Task requirements.
Produce the listing below again, exactly as shown.

[Extracted records]
·····

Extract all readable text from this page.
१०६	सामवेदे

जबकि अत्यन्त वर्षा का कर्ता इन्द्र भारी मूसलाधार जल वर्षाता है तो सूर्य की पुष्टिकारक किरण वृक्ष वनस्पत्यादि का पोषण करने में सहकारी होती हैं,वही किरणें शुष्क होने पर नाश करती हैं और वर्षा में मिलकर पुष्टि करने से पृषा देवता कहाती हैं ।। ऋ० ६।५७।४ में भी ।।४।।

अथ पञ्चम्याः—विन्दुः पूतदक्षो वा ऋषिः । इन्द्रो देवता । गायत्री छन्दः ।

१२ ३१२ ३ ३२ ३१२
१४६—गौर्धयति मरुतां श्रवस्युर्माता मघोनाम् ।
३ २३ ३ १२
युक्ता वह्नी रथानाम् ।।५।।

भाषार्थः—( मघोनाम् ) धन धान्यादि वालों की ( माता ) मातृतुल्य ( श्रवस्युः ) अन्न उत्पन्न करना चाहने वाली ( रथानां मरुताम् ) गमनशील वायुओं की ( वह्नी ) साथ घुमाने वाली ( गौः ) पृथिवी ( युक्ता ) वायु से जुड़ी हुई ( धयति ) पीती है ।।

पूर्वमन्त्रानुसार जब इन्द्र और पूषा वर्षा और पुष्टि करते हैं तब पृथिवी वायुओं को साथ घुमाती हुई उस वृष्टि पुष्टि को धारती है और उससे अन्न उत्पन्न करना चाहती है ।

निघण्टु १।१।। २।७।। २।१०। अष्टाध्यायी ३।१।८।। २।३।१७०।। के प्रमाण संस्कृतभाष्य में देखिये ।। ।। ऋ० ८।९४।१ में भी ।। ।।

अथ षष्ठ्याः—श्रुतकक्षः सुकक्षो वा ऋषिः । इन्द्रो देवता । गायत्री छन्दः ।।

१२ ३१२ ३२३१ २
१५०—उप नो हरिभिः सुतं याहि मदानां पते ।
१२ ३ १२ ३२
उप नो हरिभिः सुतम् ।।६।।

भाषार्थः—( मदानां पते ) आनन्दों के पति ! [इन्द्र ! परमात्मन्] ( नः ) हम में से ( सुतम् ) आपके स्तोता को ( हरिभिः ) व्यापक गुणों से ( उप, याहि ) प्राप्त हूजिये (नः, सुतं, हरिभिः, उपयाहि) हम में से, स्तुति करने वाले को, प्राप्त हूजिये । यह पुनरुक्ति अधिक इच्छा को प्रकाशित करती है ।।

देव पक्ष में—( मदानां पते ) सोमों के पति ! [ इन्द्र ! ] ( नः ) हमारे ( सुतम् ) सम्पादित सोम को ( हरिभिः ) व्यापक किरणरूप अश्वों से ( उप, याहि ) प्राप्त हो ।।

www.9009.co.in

·····

Finished answer.
Extract all readable text from this page.
१०६	सामवेदे

जबकि अत्यन्त वर्षा का कर्ता इन्द्र भारी मूसलाधार जल वर्षाता है तो सूर्य की पुष्टिकारक किरण वृक्ष वनस्पत्यादि का पोषण करने में सहकारी होती हैं,वही किरणें शुष्क होने पर नाश करती हैं और वर्षा में मिलकर पुष्टि करने से पृषा देवता कहाती हैं ।। ऋ० ६।५७।४ में भी ।।४।।

अथ पञ्चम्याः—विन्दुः पूतदक्षो वा ऋषिः । इन्द्रो देवता । गायत्री छन्दः ।

१२ ३१२ ३ ३२ ३१२
१४६—गौर्धयति मरुतां श्रवस्युर्माता मघोनाम् ।
३ २३ ३ १२
युक्ता वह्नी रथानाम् ।।५।।

भाषार्थः—( मघोनाम् ) धन धान्यादि वालों की ( माता ) मातृतुल्य ( श्रवस्युः ) अन्न उत्पन्न करना चाहने वाली ( रथानां मरुताम् ) गमनशील वायुओं की ( वह्नी ) साथ घुमाने वाली ( गौः ) पृथिवी ( युक्ता ) वायु से जुड़ी हुई ( धयति ) पीती है ।।

पूर्वमन्त्रानुसार जब इन्द्र और पूषा वर्षा और पुष्टि करते हैं तब पृथिवी वायुओं को साथ घुमाती हुई उस वृष्टि पुष्टि को धारती है और उससे अन्न उत्पन्न करना चाहती है ।

निघण्टु १।१।। २।७।। २।१०। अष्टाध्यायी ३।१।८।। २।३।१७०।। के प्रमाण संस्कृतभाष्य में देखिये ।। ।। ऋ० ८।९४।१ में भी ।। ।।

अथ षष्ठ्याः—श्रुतकक्षः सुकक्षो वा ऋषिः । इन्द्रो देवता । गायत्री छन्दः ।।

१२ ३१२ ३२३१ २
१५०—उप नो हरिभिः सुतं याहि मदानां पते ।
१२ ३ १२ ३२
उप नो हरिभिः सुतम् ।।६।।

भाषार्थः—( मदानां पते ) आनन्दों के पति ! [इन्द्र ! परमात्मन्] ( नः ) हम में से ( सुतम् ) आपके स्तोता को ( हरिभिः ) व्यापक गुणों से ( उप, याहि ) प्राप्त हूजिये (नः, सुतं, हरिभिः, उपयाहि) हम में से, स्तुति करने वाले को, प्राप्त हूजिये । यह पुनरुक्ति अधिक इच्छा को प्रकाशित करती है ।।

देव पक्ष में—( मदानां पते ) सोमों के पति ! [ इन्द्र ! ] ( नः ) हमारे ( सुतम् ) सम्पादित सोम को ( हरिभिः ) व्यापक किरणरूप अश्वों से ( उप, याहि ) प्राप्त हो ।।

www.9009.co.in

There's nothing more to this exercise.